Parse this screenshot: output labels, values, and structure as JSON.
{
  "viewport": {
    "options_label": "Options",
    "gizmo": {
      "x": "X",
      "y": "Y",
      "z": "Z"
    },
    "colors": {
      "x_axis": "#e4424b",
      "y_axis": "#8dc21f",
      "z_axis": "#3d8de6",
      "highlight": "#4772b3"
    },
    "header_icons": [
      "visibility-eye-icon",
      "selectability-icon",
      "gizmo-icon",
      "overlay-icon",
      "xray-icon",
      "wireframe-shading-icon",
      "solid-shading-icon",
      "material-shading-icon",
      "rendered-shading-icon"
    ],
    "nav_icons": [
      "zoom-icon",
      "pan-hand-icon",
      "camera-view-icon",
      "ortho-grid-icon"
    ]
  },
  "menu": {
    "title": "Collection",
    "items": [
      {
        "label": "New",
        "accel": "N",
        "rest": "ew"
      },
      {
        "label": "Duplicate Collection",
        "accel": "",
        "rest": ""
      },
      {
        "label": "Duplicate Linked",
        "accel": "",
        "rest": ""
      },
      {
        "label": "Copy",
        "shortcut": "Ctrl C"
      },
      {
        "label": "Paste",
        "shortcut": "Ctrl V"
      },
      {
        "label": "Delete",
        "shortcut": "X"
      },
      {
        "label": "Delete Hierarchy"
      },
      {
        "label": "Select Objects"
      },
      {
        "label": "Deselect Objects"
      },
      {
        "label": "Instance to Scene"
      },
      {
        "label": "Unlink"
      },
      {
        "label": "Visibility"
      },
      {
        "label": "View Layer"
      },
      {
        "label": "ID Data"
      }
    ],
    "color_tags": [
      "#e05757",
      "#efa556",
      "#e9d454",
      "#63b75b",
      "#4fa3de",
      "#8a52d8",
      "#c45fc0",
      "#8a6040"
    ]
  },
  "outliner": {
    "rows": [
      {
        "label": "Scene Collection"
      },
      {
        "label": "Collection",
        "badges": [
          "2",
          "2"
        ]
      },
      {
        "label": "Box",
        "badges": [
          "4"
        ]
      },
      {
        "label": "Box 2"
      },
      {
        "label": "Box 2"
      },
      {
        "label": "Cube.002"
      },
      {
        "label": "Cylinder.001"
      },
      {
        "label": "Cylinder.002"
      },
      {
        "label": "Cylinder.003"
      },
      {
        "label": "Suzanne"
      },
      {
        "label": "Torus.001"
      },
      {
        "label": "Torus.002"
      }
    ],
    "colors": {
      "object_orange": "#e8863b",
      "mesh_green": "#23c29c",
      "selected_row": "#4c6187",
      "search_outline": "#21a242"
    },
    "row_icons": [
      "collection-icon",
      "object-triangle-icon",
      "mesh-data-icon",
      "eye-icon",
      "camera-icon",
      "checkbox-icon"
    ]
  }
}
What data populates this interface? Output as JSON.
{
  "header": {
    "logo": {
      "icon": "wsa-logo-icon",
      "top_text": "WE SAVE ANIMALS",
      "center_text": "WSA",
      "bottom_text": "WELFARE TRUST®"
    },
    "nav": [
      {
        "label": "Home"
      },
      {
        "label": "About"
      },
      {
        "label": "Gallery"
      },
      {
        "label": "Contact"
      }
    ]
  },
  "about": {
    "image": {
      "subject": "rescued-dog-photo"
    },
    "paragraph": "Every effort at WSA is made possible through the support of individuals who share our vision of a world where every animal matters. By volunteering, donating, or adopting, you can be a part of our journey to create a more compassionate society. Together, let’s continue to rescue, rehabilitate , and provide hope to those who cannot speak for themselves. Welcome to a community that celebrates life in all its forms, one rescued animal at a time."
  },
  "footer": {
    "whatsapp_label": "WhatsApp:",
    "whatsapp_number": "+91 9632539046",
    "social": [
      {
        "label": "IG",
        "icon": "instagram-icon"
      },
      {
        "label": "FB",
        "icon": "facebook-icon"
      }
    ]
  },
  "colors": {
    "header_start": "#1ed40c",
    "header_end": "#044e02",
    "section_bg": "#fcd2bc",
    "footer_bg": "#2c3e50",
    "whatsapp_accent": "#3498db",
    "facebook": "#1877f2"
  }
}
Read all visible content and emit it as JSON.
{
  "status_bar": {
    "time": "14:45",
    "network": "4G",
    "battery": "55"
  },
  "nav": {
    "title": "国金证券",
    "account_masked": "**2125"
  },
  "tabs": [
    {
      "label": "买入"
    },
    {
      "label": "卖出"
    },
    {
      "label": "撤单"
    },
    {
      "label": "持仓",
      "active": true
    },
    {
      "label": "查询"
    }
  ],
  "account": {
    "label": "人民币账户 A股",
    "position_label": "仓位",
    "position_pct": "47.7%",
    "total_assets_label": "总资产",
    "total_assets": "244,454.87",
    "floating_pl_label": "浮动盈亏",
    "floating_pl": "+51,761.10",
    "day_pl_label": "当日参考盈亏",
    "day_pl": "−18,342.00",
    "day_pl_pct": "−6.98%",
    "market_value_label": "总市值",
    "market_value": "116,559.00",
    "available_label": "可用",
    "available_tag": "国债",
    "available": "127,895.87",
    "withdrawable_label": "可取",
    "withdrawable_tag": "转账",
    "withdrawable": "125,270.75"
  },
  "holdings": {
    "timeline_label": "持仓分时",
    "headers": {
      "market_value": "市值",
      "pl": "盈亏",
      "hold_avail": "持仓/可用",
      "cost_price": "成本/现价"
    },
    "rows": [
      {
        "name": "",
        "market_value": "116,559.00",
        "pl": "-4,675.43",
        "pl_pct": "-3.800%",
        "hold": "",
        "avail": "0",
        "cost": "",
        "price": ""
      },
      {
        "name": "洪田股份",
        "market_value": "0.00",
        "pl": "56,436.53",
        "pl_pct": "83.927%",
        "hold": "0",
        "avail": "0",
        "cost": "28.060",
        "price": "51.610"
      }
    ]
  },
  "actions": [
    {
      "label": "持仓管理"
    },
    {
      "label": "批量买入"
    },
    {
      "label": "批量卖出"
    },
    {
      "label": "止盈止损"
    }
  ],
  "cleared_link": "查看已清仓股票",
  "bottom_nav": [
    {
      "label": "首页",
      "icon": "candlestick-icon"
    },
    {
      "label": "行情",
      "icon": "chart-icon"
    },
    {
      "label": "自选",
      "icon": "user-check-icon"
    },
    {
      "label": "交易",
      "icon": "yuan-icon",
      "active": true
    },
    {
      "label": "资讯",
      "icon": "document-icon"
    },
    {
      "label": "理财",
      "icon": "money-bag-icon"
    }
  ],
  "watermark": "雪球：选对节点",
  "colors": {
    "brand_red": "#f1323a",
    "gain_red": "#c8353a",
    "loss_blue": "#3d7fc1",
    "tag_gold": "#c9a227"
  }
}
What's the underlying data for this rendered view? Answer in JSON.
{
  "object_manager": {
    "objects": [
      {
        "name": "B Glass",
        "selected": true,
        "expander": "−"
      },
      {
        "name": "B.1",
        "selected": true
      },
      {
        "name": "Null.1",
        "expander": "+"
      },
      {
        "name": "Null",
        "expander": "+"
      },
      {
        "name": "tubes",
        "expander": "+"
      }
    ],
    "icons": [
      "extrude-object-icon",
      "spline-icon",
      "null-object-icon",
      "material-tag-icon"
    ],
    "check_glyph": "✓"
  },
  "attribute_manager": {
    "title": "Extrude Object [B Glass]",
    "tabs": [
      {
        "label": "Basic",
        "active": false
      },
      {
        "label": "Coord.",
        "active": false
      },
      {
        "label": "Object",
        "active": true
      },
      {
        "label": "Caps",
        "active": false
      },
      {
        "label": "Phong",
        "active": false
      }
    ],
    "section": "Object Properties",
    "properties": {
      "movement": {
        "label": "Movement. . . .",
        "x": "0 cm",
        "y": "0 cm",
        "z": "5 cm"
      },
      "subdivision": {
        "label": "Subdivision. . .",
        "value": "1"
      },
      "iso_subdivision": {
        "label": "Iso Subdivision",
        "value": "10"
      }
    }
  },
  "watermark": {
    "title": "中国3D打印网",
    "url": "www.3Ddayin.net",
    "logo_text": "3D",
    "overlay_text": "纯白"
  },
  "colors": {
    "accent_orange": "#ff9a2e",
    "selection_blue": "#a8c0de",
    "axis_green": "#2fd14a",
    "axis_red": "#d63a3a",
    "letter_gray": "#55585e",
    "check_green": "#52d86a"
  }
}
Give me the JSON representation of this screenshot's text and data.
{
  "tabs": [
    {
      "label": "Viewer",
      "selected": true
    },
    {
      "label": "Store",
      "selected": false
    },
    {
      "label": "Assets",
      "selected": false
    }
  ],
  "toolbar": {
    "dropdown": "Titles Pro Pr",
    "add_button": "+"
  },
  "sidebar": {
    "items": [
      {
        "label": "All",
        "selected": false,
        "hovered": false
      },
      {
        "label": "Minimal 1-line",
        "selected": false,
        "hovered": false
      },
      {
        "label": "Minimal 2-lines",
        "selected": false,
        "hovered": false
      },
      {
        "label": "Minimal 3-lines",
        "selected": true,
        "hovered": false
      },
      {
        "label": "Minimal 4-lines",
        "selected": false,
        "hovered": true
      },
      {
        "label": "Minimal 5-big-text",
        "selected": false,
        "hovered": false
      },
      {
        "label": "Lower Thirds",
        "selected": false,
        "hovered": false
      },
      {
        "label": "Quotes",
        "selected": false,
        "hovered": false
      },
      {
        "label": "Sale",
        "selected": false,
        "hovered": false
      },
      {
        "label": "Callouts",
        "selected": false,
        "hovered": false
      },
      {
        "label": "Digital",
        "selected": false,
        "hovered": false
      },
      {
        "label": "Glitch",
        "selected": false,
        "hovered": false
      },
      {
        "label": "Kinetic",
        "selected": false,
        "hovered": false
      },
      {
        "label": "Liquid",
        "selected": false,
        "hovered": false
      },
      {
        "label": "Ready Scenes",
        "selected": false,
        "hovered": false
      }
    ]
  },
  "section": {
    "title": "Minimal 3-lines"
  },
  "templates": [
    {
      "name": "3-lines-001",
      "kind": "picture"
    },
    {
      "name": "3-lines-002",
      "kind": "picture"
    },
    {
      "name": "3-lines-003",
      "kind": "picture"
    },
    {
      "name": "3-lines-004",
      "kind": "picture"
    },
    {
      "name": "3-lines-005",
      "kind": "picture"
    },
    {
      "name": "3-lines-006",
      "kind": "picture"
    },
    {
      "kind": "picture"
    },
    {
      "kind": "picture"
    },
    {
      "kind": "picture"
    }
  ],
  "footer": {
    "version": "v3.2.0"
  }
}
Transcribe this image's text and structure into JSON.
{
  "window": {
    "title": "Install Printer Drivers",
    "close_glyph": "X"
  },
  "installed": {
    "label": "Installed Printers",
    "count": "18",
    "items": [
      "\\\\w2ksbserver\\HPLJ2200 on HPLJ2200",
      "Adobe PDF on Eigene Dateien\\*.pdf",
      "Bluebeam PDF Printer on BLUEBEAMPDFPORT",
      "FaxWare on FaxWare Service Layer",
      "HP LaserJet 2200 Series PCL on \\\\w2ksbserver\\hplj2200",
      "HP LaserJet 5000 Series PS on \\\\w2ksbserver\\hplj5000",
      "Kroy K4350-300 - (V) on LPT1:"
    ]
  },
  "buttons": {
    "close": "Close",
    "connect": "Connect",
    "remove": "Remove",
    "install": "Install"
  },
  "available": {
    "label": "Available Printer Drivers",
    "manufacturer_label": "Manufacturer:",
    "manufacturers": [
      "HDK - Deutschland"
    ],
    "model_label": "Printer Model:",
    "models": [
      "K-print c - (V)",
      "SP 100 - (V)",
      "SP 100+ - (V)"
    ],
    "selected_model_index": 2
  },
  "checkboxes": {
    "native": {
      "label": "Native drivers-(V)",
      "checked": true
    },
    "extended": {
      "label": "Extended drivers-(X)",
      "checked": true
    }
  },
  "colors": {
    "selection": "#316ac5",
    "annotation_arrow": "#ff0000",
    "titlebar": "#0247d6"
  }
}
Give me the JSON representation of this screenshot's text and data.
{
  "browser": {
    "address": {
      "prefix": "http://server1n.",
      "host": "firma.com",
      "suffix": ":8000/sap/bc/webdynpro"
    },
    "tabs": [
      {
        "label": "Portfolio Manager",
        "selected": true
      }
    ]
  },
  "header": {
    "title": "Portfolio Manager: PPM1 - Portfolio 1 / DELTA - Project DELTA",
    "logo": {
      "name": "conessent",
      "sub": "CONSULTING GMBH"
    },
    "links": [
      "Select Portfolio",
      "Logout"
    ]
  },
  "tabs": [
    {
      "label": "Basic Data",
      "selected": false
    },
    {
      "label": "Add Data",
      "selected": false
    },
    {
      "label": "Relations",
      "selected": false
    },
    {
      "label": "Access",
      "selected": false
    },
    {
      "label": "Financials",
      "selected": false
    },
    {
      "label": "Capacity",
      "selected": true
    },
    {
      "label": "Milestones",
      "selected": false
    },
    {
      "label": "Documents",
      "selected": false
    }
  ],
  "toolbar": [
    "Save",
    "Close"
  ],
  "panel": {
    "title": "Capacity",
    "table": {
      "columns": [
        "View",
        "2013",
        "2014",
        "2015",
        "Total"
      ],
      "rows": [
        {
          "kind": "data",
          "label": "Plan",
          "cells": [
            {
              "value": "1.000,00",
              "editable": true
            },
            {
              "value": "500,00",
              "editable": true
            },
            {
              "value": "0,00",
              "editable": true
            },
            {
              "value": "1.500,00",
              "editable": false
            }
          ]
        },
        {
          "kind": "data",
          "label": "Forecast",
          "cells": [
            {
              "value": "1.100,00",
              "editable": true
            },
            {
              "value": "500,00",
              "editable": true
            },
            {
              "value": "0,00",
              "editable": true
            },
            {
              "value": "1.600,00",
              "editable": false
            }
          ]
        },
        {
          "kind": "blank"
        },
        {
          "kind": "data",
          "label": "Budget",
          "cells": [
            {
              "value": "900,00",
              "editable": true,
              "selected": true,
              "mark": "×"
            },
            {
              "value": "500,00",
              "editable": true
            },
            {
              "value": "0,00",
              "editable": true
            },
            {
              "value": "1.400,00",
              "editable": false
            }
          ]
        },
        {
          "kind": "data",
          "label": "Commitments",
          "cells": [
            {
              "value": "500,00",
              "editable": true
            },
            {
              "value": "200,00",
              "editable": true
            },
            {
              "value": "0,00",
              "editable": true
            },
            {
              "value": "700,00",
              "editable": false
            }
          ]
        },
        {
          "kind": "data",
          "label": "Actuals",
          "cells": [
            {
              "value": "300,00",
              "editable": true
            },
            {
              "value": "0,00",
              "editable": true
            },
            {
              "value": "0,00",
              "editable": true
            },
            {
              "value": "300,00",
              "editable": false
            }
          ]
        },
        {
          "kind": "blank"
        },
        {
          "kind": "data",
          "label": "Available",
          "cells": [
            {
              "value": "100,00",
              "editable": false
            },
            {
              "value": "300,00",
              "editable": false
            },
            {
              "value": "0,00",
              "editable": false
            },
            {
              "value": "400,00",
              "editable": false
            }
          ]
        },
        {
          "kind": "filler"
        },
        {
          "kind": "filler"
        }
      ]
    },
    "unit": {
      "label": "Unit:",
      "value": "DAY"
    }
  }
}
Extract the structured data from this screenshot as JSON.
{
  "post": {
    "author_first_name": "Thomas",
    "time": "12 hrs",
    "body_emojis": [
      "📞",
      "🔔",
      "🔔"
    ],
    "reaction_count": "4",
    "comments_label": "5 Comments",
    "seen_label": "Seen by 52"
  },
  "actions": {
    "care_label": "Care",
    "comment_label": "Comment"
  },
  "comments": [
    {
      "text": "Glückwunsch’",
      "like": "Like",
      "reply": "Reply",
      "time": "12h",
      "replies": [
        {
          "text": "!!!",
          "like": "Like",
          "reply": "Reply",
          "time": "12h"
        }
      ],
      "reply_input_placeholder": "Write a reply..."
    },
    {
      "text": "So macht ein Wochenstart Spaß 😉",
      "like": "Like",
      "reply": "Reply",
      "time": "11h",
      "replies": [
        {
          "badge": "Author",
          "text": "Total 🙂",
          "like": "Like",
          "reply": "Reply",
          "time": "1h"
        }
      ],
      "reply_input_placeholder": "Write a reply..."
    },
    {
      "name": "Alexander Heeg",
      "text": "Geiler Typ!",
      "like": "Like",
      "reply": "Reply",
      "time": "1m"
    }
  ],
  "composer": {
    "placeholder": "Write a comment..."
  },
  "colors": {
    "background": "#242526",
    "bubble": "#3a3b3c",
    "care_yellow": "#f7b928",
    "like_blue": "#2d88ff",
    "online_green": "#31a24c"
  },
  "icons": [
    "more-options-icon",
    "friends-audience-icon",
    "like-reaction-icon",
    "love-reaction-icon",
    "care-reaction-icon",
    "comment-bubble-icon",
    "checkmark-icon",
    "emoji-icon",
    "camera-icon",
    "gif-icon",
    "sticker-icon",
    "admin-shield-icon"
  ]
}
══════
--- Instruction ---
How many lines of the data contain the word "Cylinder"? Answer with the number alone.

--- Full solution ---
3